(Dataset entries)
++++++++++++++++++++

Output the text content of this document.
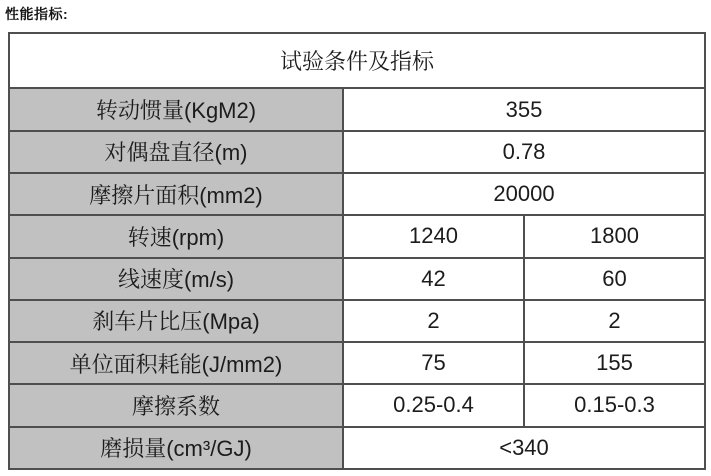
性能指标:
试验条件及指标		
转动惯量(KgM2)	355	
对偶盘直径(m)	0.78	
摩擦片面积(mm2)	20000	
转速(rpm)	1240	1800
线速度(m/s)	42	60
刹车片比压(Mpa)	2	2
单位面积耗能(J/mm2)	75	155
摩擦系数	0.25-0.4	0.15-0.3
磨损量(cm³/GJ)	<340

++++++++++++++++++++

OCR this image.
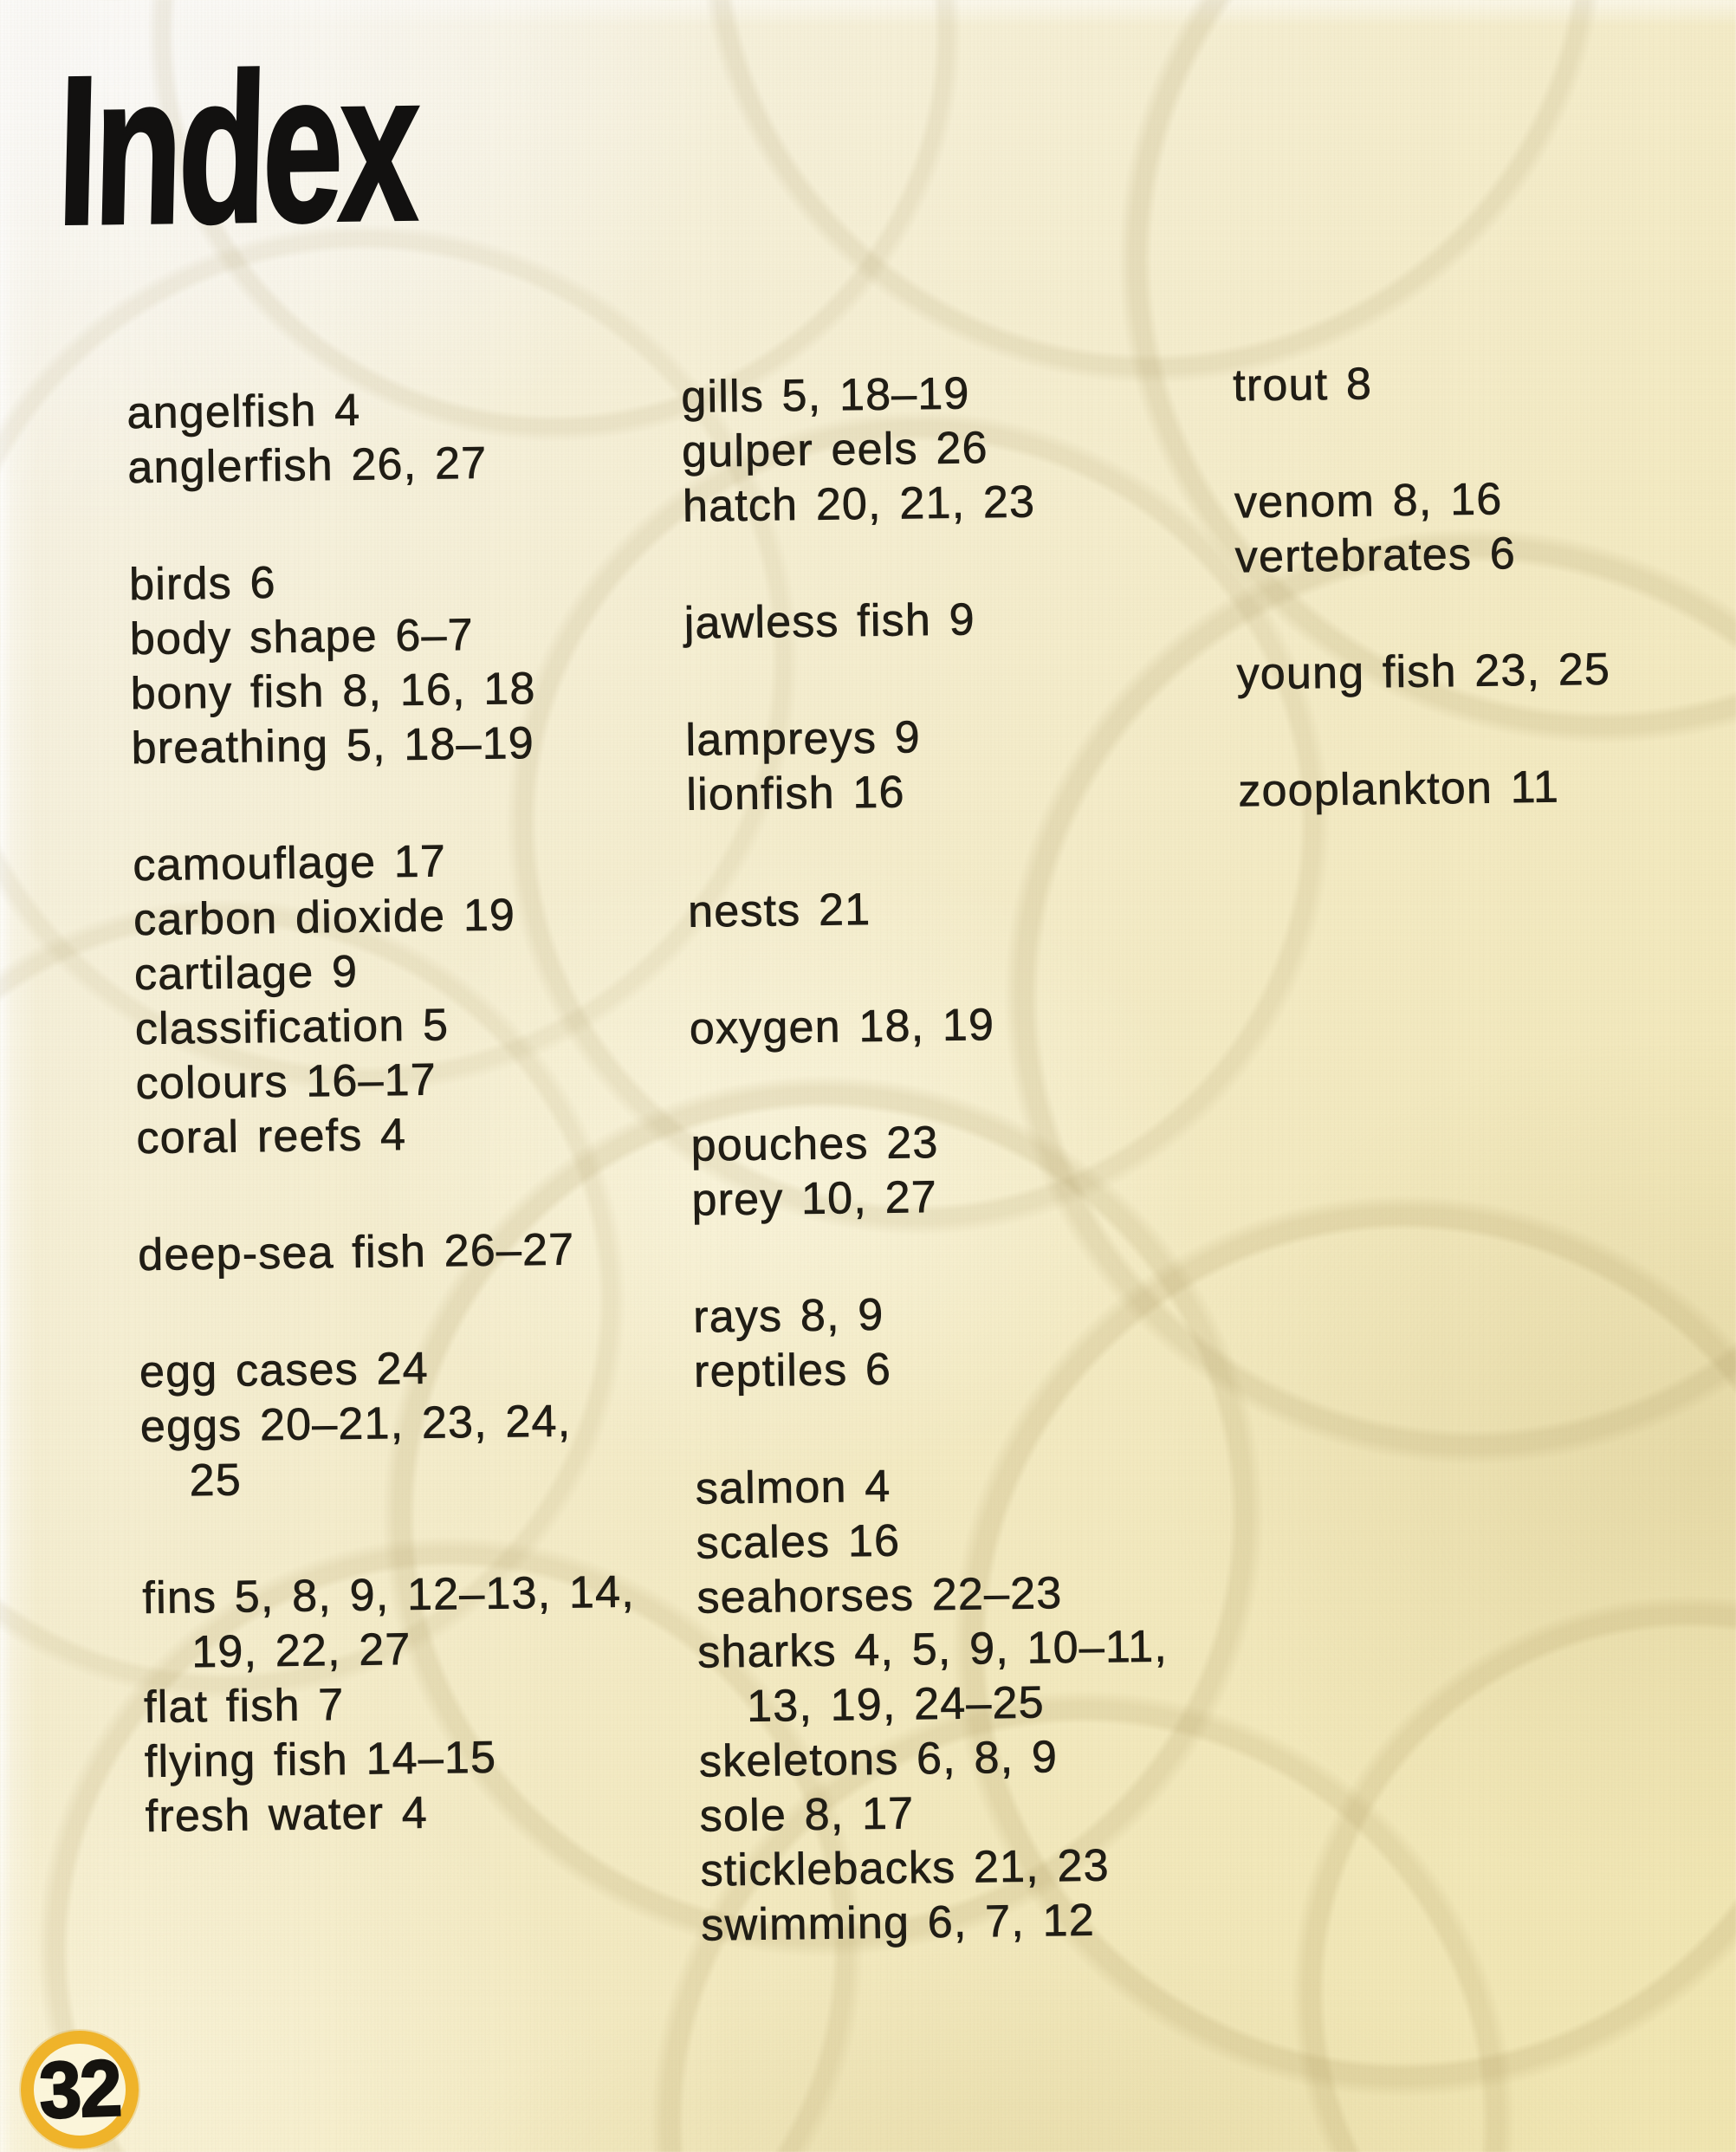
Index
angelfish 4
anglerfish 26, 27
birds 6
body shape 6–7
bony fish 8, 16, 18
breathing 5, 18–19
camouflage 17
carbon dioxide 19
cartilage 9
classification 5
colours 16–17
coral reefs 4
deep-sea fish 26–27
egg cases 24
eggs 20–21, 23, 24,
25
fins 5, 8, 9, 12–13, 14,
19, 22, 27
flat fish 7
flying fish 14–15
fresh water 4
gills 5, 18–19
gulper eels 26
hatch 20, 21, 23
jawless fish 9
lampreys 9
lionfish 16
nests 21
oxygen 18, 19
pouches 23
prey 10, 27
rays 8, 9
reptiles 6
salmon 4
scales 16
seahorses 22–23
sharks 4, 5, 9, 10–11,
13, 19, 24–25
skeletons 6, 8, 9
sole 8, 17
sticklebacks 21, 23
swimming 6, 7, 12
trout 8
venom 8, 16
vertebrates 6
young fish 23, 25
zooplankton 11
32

++++++++++++++++++++

▶ **Exercise requirements**: Pick out every line of the listing containing the word "this", and show those lines.

▶ **Worked solution**:
Output the text content of this document.
OCR this image.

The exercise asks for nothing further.